* [What this task involves]:
Look in the data below for the line that contains "What text is on this page?". Copy that line and the remaining lines exactly.

____

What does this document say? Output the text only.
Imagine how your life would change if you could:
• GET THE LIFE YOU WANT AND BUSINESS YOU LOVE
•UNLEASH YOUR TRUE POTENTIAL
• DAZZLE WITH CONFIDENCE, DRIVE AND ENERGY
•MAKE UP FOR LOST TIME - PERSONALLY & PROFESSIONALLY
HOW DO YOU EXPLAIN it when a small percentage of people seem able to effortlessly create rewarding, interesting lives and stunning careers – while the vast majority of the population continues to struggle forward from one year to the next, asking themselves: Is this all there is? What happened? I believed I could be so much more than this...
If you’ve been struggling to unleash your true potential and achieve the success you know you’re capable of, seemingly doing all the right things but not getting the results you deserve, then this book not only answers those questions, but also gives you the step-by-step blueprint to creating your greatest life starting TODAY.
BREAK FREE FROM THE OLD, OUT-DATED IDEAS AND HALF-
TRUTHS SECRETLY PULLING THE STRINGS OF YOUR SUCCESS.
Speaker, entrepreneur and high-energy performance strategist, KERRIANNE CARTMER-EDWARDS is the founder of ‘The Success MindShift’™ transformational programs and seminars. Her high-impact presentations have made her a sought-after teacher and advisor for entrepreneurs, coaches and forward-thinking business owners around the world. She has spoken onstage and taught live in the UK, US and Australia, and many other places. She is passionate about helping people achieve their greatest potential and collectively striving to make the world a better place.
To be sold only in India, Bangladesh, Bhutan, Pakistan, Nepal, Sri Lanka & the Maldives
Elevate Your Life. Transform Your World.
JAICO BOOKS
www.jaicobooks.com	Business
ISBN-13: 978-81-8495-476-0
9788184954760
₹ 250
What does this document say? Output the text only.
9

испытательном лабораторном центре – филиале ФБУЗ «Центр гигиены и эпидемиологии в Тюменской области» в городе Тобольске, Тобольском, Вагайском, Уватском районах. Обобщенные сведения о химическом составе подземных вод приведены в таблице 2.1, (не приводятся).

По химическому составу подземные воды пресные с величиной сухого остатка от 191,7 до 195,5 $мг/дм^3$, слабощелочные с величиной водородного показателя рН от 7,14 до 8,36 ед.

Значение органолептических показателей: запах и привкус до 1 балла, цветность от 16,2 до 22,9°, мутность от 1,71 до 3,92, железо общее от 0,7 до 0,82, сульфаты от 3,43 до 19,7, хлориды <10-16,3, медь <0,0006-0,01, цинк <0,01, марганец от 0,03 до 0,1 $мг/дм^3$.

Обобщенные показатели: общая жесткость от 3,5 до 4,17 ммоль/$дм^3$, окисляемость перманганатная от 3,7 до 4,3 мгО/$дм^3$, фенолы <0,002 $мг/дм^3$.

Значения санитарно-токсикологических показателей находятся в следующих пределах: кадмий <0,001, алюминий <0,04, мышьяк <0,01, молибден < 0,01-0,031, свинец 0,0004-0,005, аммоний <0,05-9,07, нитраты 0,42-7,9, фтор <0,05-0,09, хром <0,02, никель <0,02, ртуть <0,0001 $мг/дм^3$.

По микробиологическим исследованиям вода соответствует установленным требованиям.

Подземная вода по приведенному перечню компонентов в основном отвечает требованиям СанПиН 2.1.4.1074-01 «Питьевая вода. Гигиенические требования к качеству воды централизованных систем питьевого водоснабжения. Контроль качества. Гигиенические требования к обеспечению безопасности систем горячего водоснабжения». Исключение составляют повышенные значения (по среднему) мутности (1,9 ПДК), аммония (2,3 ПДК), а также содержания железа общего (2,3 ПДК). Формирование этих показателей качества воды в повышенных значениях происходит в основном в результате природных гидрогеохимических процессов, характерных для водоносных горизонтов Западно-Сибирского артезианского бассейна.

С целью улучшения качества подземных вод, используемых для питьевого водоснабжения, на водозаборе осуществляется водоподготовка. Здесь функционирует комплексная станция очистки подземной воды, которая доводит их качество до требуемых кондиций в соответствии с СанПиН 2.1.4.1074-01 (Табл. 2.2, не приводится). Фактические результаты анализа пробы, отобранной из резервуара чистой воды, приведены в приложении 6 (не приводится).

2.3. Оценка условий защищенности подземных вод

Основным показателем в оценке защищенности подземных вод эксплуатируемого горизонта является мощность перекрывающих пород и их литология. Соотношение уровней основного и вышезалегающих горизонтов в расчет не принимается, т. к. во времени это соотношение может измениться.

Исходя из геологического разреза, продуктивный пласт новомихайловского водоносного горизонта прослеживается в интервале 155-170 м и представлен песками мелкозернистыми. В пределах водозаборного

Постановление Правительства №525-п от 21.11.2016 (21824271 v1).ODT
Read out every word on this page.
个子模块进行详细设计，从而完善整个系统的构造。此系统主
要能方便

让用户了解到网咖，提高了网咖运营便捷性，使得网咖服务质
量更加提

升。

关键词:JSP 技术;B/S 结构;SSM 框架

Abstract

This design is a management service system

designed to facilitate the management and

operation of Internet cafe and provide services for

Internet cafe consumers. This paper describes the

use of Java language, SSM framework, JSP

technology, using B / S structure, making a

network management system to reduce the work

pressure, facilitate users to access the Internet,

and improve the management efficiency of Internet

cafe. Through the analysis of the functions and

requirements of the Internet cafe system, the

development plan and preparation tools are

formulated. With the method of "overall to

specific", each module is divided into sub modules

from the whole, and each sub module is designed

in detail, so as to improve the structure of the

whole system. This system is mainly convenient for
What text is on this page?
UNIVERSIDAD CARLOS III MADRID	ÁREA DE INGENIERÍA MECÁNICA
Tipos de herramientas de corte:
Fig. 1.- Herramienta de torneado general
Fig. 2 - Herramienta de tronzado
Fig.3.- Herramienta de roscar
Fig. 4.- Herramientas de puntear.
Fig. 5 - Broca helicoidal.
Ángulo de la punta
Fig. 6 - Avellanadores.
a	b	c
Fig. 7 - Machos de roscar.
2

____

* [Result below]:
What text is on this page?
UNIVERSIDAD CARLOS III MADRID	ÁREA DE INGENIERÍA MECÁNICA
Tipos de herramientas de corte:
Fig. 1.- Herramienta de torneado general
Fig. 2 - Herramienta de tronzado
Fig.3.- Herramienta de roscar
Fig. 4.- Herramientas de puntear.
Fig. 5 - Broca helicoidal.
Ángulo de la punta
Fig. 6 - Avellanadores.
a	b	c
Fig. 7 - Machos de roscar.
2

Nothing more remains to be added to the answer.